— Start of RECORDS —
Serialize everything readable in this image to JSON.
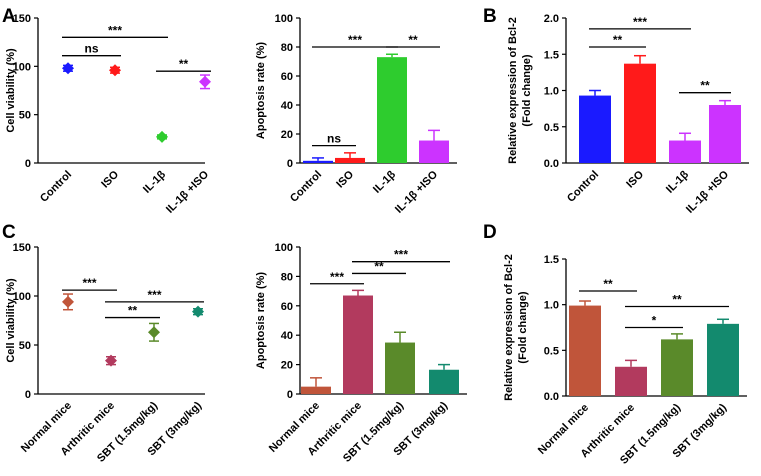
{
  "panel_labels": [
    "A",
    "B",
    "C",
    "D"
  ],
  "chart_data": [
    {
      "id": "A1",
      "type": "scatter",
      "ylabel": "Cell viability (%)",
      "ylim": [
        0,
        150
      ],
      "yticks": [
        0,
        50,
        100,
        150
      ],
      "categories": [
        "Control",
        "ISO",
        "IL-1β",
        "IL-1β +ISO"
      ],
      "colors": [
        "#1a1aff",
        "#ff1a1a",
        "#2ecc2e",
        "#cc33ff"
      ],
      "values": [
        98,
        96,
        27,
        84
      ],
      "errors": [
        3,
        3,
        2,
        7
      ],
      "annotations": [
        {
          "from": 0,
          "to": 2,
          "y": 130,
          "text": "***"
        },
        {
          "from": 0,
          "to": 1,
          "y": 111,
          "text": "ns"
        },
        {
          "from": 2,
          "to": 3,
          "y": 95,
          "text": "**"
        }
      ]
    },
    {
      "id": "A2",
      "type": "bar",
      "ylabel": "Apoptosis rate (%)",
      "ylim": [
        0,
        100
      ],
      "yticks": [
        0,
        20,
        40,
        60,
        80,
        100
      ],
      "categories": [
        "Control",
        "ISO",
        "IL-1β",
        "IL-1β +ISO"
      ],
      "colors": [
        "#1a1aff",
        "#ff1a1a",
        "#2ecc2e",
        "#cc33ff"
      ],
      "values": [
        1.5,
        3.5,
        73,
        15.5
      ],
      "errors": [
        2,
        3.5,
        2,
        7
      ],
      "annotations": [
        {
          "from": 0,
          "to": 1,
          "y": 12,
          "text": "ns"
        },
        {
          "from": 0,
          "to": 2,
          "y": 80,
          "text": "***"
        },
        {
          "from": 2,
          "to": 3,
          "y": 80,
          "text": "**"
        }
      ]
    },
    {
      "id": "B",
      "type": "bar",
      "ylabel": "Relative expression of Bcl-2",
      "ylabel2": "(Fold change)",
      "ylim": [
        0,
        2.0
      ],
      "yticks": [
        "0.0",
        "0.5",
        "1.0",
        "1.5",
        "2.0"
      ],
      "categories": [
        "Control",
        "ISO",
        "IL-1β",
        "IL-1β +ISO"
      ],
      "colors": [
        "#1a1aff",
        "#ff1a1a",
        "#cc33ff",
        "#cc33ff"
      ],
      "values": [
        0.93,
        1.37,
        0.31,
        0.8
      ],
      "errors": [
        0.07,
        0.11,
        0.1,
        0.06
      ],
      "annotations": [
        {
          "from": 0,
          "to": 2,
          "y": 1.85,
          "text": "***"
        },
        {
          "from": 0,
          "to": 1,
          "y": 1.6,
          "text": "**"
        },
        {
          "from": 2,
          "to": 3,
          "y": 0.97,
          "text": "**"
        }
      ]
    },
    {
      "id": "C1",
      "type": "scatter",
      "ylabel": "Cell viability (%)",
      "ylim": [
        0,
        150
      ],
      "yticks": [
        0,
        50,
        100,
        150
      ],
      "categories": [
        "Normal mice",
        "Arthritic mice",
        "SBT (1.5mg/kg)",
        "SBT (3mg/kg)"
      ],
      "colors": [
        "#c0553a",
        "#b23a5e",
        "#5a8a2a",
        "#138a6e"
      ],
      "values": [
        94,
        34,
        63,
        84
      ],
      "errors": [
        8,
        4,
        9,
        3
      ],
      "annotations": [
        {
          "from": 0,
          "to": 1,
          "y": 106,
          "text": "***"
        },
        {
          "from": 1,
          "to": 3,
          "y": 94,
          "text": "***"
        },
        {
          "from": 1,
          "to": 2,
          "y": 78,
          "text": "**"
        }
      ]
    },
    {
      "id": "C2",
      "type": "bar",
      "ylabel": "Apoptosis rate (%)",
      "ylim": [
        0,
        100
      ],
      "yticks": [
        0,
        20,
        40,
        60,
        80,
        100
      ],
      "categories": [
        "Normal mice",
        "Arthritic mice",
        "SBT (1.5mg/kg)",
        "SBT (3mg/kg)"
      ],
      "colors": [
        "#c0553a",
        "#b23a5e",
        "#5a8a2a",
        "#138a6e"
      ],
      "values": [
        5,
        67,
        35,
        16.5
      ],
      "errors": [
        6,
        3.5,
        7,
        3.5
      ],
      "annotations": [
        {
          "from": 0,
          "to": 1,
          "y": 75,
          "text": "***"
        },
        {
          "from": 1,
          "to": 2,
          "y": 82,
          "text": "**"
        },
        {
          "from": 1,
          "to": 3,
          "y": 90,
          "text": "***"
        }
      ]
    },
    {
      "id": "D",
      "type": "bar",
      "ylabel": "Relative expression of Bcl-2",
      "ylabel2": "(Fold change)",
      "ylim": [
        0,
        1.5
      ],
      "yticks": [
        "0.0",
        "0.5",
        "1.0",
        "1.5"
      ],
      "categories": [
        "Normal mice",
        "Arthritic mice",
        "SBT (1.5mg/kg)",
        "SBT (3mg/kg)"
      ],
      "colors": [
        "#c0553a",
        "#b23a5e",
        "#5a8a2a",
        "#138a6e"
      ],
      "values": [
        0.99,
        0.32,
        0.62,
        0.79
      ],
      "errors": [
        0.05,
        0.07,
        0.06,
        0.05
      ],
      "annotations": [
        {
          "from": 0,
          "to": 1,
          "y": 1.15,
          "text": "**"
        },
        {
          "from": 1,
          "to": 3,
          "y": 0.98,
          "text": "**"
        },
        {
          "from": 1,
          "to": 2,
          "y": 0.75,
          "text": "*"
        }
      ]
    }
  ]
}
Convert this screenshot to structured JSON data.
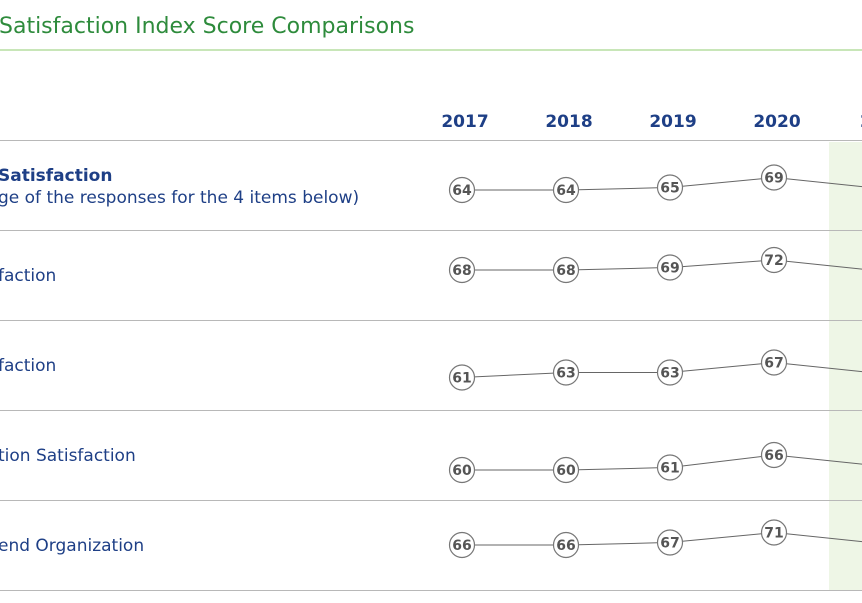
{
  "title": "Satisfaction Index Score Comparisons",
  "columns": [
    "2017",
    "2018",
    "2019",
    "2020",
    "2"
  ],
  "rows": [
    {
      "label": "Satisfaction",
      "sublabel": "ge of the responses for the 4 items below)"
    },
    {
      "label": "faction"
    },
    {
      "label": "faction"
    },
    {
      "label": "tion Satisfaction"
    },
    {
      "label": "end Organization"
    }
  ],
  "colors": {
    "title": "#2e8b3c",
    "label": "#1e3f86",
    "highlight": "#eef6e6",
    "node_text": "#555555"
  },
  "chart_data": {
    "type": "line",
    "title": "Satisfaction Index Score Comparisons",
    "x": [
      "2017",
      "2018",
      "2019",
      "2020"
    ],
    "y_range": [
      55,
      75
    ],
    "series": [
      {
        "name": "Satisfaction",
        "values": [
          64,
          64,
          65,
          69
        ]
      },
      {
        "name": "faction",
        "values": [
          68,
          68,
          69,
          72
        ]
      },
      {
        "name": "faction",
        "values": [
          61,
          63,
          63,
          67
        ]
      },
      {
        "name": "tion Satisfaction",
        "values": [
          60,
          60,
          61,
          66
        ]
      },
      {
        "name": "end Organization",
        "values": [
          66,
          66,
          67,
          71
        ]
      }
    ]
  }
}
— End of RECORDS —
• [THE EXERCISE]
Set down all the entries exactly as they appear, but skip any pictures.

• [FINISHED ANSWER]
Serialize everything readable in this image to JSON.
{
  "panel_labels": [
    "A",
    "B",
    "C",
    "D"
  ],
  "chart_data": [
    {
      "id": "A1",
      "type": "scatter",
      "ylabel": "Cell viability (%)",
      "ylim": [
        0,
        150
      ],
      "yticks": [
        0,
        50,
        100,
        150
      ],
      "categories": [
        "Control",
        "ISO",
        "IL-1β",
        "IL-1β +ISO"
      ],
      "colors": [
        "#1a1aff",
        "#ff1a1a",
        "#2ecc2e",
        "#cc33ff"
      ],
      "values": [
        98,
        96,
        27,
        84
      ],
      "errors": [
        3,
        3,
        2,
        7
      ],
      "annotations": [
        {
          "from": 0,
          "to": 2,
          "y": 130,
          "text": "***"
        },
        {
          "from": 0,
          "to": 1,
          "y": 111,
          "text": "ns"
        },
        {
          "from": 2,
          "to": 3,
          "y": 95,
          "text": "**"
        }
      ]
    },
    {
      "id": "A2",
      "type": "bar",
      "ylabel": "Apoptosis rate (%)",
      "ylim": [
        0,
        100
      ],
      "yticks": [
        0,
        20,
        40,
        60,
        80,
        100
      ],
      "categories": [
        "Control",
        "ISO",
        "IL-1β",
        "IL-1β +ISO"
      ],
      "colors": [
        "#1a1aff",
        "#ff1a1a",
        "#2ecc2e",
        "#cc33ff"
      ],
      "values": [
        1.5,
        3.5,
        73,
        15.5
      ],
      "errors": [
        2,
        3.5,
        2,
        7
      ],
      "annotations": [
        {
          "from": 0,
          "to": 1,
          "y": 12,
          "text": "ns"
        },
        {
          "from": 0,
          "to": 2,
          "y": 80,
          "text": "***"
        },
        {
          "from": 2,
          "to": 3,
          "y": 80,
          "text": "**"
        }
      ]
    },
    {
      "id": "B",
      "type": "bar",
      "ylabel": "Relative expression of Bcl-2",
      "ylabel2": "(Fold change)",
      "ylim": [
        0,
        2.0
      ],
      "yticks": [
        "0.0",
        "0.5",
        "1.0",
        "1.5",
        "2.0"
      ],
      "categories": [
        "Control",
        "ISO",
        "IL-1β",
        "IL-1β +ISO"
      ],
      "colors": [
        "#1a1aff",
        "#ff1a1a",
        "#cc33ff",
        "#cc33ff"
      ],
      "values": [
        0.93,
        1.37,
        0.31,
        0.8
      ],
      "errors": [
        0.07,
        0.11,
        0.1,
        0.06
      ],
      "annotations": [
        {
          "from": 0,
          "to": 2,
          "y": 1.85,
          "text": "***"
        },
        {
          "from": 0,
          "to": 1,
          "y": 1.6,
          "text": "**"
        },
        {
          "from": 2,
          "to": 3,
          "y": 0.97,
          "text": "**"
        }
      ]
    },
    {
      "id": "C1",
      "type": "scatter",
      "ylabel": "Cell viability (%)",
      "ylim": [
        0,
        150
      ],
      "yticks": [
        0,
        50,
        100,
        150
      ],
      "categories": [
        "Normal mice",
        "Arthritic mice",
        "SBT (1.5mg/kg)",
        "SBT (3mg/kg)"
      ],
      "colors": [
        "#c0553a",
        "#b23a5e",
        "#5a8a2a",
        "#138a6e"
      ],
      "values": [
        94,
        34,
        63,
        84
      ],
      "errors": [
        8,
        4,
        9,
        3
      ],
      "annotations": [
        {
          "from": 0,
          "to": 1,
          "y": 106,
          "text": "***"
        },
        {
          "from": 1,
          "to": 3,
          "y": 94,
          "text": "***"
        },
        {
          "from": 1,
          "to": 2,
          "y": 78,
          "text": "**"
        }
      ]
    },
    {
      "id": "C2",
      "type": "bar",
      "ylabel": "Apoptosis rate (%)",
      "ylim": [
        0,
        100
      ],
      "yticks": [
        0,
        20,
        40,
        60,
        80,
        100
      ],
      "categories": [
        "Normal mice",
        "Arthritic mice",
        "SBT (1.5mg/kg)",
        "SBT (3mg/kg)"
      ],
      "colors": [
        "#c0553a",
        "#b23a5e",
        "#5a8a2a",
        "#138a6e"
      ],
      "values": [
        5,
        67,
        35,
        16.5
      ],
      "errors": [
        6,
        3.5,
        7,
        3.5
      ],
      "annotations": [
        {
          "from": 0,
          "to": 1,
          "y": 75,
          "text": "***"
        },
        {
          "from": 1,
          "to": 2,
          "y": 82,
          "text": "**"
        },
        {
          "from": 1,
          "to": 3,
          "y": 90,
          "text": "***"
        }
      ]
    },
    {
      "id": "D",
      "type": "bar",
      "ylabel": "Relative expression of Bcl-2",
      "ylabel2": "(Fold change)",
      "ylim": [
        0,
        1.5
      ],
      "yticks": [
        "0.0",
        "0.5",
        "1.0",
        "1.5"
      ],
      "categories": [
        "Normal mice",
        "Arthritic mice",
        "SBT (1.5mg/kg)",
        "SBT (3mg/kg)"
      ],
      "colors": [
        "#c0553a",
        "#b23a5e",
        "#5a8a2a",
        "#138a6e"
      ],
      "values": [
        0.99,
        0.32,
        0.62,
        0.79
      ],
      "errors": [
        0.05,
        0.07,
        0.06,
        0.05
      ],
      "annotations": [
        {
          "from": 0,
          "to": 1,
          "y": 1.15,
          "text": "**"
        },
        {
          "from": 1,
          "to": 3,
          "y": 0.98,
          "text": "**"
        },
        {
          "from": 1,
          "to": 2,
          "y": 0.75,
          "text": "*"
        }
      ]
    }
  ]
}
Convert this screenshot to structured JSON data.
{
  "title": "Satisfaction Index Score Comparisons",
  "columns": [
    "2017",
    "2018",
    "2019",
    "2020",
    "2"
  ],
  "rows": [
    {
      "label": "Satisfaction",
      "sublabel": "ge of the responses for the 4 items below)"
    },
    {
      "label": "faction"
    },
    {
      "label": "faction"
    },
    {
      "label": "tion Satisfaction"
    },
    {
      "label": "end Organization"
    }
  ],
  "colors": {
    "title": "#2e8b3c",
    "label": "#1e3f86",
    "highlight": "#eef6e6",
    "node_text": "#555555"
  },
  "chart_data": {
    "type": "line",
    "title": "Satisfaction Index Score Comparisons",
    "x": [
      "2017",
      "2018",
      "2019",
      "2020"
    ],
    "y_range": [
      55,
      75
    ],
    "series": [
      {
        "name": "Satisfaction",
        "values": [
          64,
          64,
          65,
          69
        ]
      },
      {
        "name": "faction",
        "values": [
          68,
          68,
          69,
          72
        ]
      },
      {
        "name": "faction",
        "values": [
          61,
          63,
          63,
          67
        ]
      },
      {
        "name": "tion Satisfaction",
        "values": [
          60,
          60,
          61,
          66
        ]
      },
      {
        "name": "end Organization",
        "values": [
          66,
          66,
          67,
          71
        ]
      }
    ]
  }
}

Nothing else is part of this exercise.